Pull out every line containing the string "nameservers".

[begin DATASET EXCERPTS]

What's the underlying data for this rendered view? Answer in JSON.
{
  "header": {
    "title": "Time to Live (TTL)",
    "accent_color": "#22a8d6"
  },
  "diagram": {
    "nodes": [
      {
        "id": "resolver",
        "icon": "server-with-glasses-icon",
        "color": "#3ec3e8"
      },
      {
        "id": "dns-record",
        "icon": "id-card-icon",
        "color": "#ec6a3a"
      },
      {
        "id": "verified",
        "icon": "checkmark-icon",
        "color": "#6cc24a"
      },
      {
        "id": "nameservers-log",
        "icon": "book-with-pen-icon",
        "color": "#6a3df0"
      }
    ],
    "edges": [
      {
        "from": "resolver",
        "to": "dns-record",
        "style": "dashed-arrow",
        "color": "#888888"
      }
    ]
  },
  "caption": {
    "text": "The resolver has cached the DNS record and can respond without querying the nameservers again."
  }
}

[end DATASET EXCERPTS]

> RESULT FOR THIS EXERCISE
        "id": "nameservers-log",
    "text": "The resolver has cached the DNS record and can respond without querying the nameservers again."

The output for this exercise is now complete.